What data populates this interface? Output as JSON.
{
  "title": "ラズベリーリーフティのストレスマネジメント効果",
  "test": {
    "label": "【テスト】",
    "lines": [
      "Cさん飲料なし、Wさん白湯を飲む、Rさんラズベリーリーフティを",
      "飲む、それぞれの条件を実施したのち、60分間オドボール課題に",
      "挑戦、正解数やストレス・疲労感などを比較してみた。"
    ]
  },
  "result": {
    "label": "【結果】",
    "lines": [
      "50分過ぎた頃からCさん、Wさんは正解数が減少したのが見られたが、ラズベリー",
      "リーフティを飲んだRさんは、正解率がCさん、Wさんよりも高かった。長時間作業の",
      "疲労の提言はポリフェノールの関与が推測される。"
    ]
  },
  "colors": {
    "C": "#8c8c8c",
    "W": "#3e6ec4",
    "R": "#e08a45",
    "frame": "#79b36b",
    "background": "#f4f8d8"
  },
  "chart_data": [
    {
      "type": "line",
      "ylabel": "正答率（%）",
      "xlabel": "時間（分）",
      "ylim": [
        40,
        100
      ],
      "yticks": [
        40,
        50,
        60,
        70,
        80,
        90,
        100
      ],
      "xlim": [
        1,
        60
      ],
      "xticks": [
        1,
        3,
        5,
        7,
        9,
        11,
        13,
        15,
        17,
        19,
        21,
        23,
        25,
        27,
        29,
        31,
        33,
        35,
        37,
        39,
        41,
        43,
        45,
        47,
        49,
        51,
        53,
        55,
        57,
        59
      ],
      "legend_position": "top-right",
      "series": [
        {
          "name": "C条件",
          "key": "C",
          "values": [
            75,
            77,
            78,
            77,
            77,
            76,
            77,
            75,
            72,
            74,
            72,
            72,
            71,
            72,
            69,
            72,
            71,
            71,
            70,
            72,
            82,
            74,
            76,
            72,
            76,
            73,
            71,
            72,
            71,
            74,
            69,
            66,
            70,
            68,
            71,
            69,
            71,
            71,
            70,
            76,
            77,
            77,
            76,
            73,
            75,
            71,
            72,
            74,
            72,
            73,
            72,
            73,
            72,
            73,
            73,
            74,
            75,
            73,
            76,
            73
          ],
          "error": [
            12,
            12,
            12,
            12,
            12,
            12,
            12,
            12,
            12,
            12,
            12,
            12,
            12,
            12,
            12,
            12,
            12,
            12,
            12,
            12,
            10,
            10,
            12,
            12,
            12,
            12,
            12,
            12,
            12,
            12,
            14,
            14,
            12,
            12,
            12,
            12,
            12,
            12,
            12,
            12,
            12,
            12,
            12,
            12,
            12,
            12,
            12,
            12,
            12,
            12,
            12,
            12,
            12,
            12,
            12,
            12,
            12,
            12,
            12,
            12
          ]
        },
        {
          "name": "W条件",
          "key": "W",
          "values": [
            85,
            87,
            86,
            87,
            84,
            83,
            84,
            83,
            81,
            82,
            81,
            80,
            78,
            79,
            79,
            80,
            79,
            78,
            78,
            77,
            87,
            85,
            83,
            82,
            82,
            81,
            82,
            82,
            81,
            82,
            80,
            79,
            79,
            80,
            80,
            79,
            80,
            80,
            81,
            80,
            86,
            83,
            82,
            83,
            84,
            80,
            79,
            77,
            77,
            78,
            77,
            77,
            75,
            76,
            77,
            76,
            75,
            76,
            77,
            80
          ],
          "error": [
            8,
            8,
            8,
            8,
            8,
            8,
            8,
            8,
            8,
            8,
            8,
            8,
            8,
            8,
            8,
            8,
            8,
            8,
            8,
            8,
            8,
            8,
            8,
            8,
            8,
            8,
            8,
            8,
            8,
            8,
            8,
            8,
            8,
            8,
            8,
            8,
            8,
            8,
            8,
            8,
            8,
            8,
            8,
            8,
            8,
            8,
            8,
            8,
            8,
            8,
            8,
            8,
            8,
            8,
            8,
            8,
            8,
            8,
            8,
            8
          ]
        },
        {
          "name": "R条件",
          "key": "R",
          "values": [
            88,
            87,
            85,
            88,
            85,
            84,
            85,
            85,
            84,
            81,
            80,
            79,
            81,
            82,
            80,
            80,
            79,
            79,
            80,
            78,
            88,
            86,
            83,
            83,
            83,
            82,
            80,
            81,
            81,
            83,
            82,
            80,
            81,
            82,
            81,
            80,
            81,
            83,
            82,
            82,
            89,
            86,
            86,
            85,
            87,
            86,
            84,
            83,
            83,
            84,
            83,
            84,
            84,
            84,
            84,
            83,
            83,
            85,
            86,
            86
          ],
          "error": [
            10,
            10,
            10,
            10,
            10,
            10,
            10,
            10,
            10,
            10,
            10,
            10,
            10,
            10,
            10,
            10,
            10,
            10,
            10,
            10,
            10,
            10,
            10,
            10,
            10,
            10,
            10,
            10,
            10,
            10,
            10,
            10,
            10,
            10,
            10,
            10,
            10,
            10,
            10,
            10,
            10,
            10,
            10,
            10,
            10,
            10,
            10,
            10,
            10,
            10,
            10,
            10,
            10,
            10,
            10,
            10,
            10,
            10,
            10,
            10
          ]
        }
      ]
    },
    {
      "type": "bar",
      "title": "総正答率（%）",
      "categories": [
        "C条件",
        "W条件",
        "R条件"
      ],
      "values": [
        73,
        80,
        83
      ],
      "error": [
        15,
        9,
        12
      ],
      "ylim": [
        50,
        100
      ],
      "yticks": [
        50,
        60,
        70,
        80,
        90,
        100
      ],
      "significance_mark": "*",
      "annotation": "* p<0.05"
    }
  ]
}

PROBLEM: Extract the complete set of records unchanged.

RESPONSE TO THE TASK:
What data populates this interface? Output as JSON.
{
  "title": "ラズベリーリーフティのストレスマネジメント効果",
  "test": {
    "label": "【テスト】",
    "lines": [
      "Cさん飲料なし、Wさん白湯を飲む、Rさんラズベリーリーフティを",
      "飲む、それぞれの条件を実施したのち、60分間オドボール課題に",
      "挑戦、正解数やストレス・疲労感などを比較してみた。"
    ]
  },
  "result": {
    "label": "【結果】",
    "lines": [
      "50分過ぎた頃からCさん、Wさんは正解数が減少したのが見られたが、ラズベリー",
      "リーフティを飲んだRさんは、正解率がCさん、Wさんよりも高かった。長時間作業の",
      "疲労の提言はポリフェノールの関与が推測される。"
    ]
  },
  "colors": {
    "C": "#8c8c8c",
    "W": "#3e6ec4",
    "R": "#e08a45",
    "frame": "#79b36b",
    "background": "#f4f8d8"
  },
  "chart_data": [
    {
      "type": "line",
      "ylabel": "正答率（%）",
      "xlabel": "時間（分）",
      "ylim": [
        40,
        100
      ],
      "yticks": [
        40,
        50,
        60,
        70,
        80,
        90,
        100
      ],
      "xlim": [
        1,
        60
      ],
      "xticks": [
        1,
        3,
        5,
        7,
        9,
        11,
        13,
        15,
        17,
        19,
        21,
        23,
        25,
        27,
        29,
        31,
        33,
        35,
        37,
        39,
        41,
        43,
        45,
        47,
        49,
        51,
        53,
        55,
        57,
        59
      ],
      "legend_position": "top-right",
      "series": [
        {
          "name": "C条件",
          "key": "C",
          "values": [
            75,
            77,
            78,
            77,
            77,
            76,
            77,
            75,
            72,
            74,
            72,
            72,
            71,
            72,
            69,
            72,
            71,
            71,
            70,
            72,
            82,
            74,
            76,
            72,
            76,
            73,
            71,
            72,
            71,
            74,
            69,
            66,
            70,
            68,
            71,
            69,
            71,
            71,
            70,
            76,
            77,
            77,
            76,
            73,
            75,
            71,
            72,
            74,
            72,
            73,
            72,
            73,
            72,
            73,
            73,
            74,
            75,
            73,
            76,
            73
          ],
          "error": [
            12,
            12,
            12,
            12,
            12,
            12,
            12,
            12,
            12,
            12,
            12,
            12,
            12,
            12,
            12,
            12,
            12,
            12,
            12,
            12,
            10,
            10,
            12,
            12,
            12,
            12,
            12,
            12,
            12,
            12,
            14,
            14,
            12,
            12,
            12,
            12,
            12,
            12,
            12,
            12,
            12,
            12,
            12,
            12,
            12,
            12,
            12,
            12,
            12,
            12,
            12,
            12,
            12,
            12,
            12,
            12,
            12,
            12,
            12,
            12
          ]
        },
        {
          "name": "W条件",
          "key": "W",
          "values": [
            85,
            87,
            86,
            87,
            84,
            83,
            84,
            83,
            81,
            82,
            81,
            80,
            78,
            79,
            79,
            80,
            79,
            78,
            78,
            77,
            87,
            85,
            83,
            82,
            82,
            81,
            82,
            82,
            81,
            82,
            80,
            79,
            79,
            80,
            80,
            79,
            80,
            80,
            81,
            80,
            86,
            83,
            82,
            83,
            84,
            80,
            79,
            77,
            77,
            78,
            77,
            77,
            75,
            76,
            77,
            76,
            75,
            76,
            77,
            80
          ],
          "error": [
            8,
            8,
            8,
            8,
            8,
            8,
            8,
            8,
            8,
            8,
            8,
            8,
            8,
            8,
            8,
            8,
            8,
            8,
            8,
            8,
            8,
            8,
            8,
            8,
            8,
            8,
            8,
            8,
            8,
            8,
            8,
            8,
            8,
            8,
            8,
            8,
            8,
            8,
            8,
            8,
            8,
            8,
            8,
            8,
            8,
            8,
            8,
            8,
            8,
            8,
            8,
            8,
            8,
            8,
            8,
            8,
            8,
            8,
            8,
            8
          ]
        },
        {
          "name": "R条件",
          "key": "R",
          "values": [
            88,
            87,
            85,
            88,
            85,
            84,
            85,
            85,
            84,
            81,
            80,
            79,
            81,
            82,
            80,
            80,
            79,
            79,
            80,
            78,
            88,
            86,
            83,
            83,
            83,
            82,
            80,
            81,
            81,
            83,
            82,
            80,
            81,
            82,
            81,
            80,
            81,
            83,
            82,
            82,
            89,
            86,
            86,
            85,
            87,
            86,
            84,
            83,
            83,
            84,
            83,
            84,
            84,
            84,
            84,
            83,
            83,
            85,
            86,
            86
          ],
          "error": [
            10,
            10,
            10,
            10,
            10,
            10,
            10,
            10,
            10,
            10,
            10,
            10,
            10,
            10,
            10,
            10,
            10,
            10,
            10,
            10,
            10,
            10,
            10,
            10,
            10,
            10,
            10,
            10,
            10,
            10,
            10,
            10,
            10,
            10,
            10,
            10,
            10,
            10,
            10,
            10,
            10,
            10,
            10,
            10,
            10,
            10,
            10,
            10,
            10,
            10,
            10,
            10,
            10,
            10,
            10,
            10,
            10,
            10,
            10,
            10
          ]
        }
      ]
    },
    {
      "type": "bar",
      "title": "総正答率（%）",
      "categories": [
        "C条件",
        "W条件",
        "R条件"
      ],
      "values": [
        73,
        80,
        83
      ],
      "error": [
        15,
        9,
        12
      ],
      "ylim": [
        50,
        100
      ],
      "yticks": [
        50,
        60,
        70,
        80,
        90,
        100
      ],
      "significance_mark": "*",
      "annotation": "* p<0.05"
    }
  ]
}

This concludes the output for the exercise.